**Problem to solve**:
Pick out and copy every line below that has the word "this".

**Excerpted data**:

— BEGIN —

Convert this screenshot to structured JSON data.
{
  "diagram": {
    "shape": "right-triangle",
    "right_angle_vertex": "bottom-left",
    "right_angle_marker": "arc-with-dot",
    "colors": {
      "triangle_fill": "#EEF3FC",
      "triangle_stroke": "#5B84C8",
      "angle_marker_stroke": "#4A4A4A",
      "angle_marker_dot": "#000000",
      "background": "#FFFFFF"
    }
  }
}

— END —
— BEGIN —

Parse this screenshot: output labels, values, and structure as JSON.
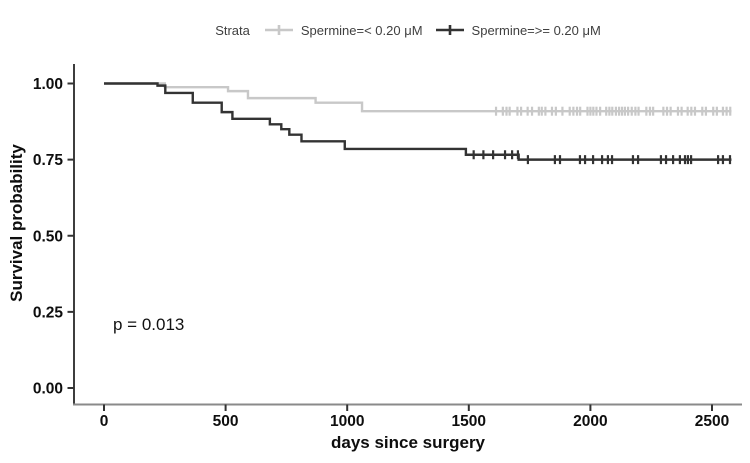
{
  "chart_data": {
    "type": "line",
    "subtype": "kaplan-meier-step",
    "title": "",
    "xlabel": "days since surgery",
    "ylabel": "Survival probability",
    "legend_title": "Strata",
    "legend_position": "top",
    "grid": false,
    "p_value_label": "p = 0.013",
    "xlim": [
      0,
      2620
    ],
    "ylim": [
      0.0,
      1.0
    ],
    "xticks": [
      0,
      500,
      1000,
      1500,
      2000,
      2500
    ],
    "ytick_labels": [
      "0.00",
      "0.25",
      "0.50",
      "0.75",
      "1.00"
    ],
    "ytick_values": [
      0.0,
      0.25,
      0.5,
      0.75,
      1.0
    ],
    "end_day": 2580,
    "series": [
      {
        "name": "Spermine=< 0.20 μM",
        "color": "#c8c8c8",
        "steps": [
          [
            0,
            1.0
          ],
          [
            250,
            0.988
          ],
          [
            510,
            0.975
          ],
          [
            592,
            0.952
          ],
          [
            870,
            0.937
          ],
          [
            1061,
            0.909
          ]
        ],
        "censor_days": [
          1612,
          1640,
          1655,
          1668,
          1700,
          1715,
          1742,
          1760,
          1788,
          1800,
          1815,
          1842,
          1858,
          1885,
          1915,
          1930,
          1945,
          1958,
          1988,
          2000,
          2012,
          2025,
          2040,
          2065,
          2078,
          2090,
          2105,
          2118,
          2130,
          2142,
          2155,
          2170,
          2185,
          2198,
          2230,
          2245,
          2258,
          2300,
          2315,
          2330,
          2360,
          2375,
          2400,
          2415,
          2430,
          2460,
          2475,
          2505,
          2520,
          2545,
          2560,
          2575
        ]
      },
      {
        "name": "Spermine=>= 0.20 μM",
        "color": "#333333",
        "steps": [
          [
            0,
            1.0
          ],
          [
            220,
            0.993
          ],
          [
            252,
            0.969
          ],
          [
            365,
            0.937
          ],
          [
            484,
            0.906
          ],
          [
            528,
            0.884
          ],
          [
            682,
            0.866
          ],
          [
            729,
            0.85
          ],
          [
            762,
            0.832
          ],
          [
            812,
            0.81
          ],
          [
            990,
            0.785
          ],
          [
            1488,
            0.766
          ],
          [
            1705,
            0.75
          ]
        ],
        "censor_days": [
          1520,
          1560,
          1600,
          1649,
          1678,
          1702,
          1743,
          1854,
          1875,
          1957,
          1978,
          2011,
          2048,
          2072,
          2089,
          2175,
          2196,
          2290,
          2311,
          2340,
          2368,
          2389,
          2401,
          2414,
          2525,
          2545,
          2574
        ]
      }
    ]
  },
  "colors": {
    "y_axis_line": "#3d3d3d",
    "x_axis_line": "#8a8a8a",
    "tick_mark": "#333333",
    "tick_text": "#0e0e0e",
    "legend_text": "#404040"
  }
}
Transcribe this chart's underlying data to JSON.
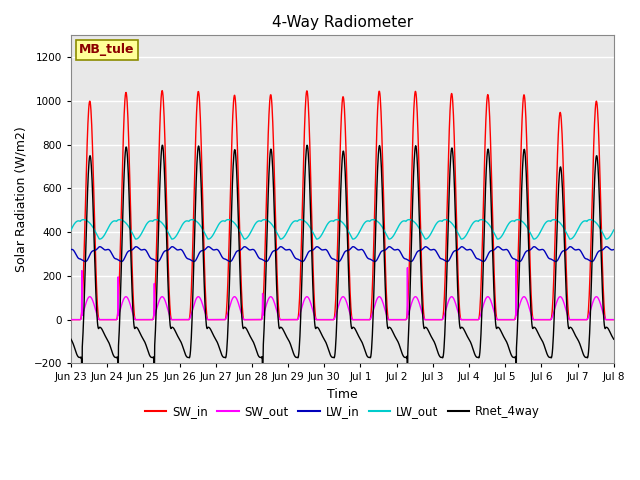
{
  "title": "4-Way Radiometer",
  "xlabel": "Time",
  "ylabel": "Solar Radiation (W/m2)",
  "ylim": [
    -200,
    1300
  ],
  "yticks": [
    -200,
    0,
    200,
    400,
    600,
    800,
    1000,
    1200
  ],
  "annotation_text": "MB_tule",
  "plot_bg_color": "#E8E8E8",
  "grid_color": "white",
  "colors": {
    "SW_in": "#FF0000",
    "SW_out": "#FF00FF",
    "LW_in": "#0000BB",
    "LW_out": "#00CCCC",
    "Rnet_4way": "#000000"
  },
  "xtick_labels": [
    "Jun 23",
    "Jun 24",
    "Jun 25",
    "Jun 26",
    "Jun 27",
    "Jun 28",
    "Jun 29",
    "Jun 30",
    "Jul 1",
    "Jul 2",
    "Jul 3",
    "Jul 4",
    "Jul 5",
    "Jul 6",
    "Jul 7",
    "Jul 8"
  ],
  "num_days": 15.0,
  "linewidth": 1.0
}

— END —

**Expected output**:
Convert this screenshot to structured JSON data.
Parse this screenshot: output labels, values, and structure as JSON.
Transcribe this chart's underlying data to JSON.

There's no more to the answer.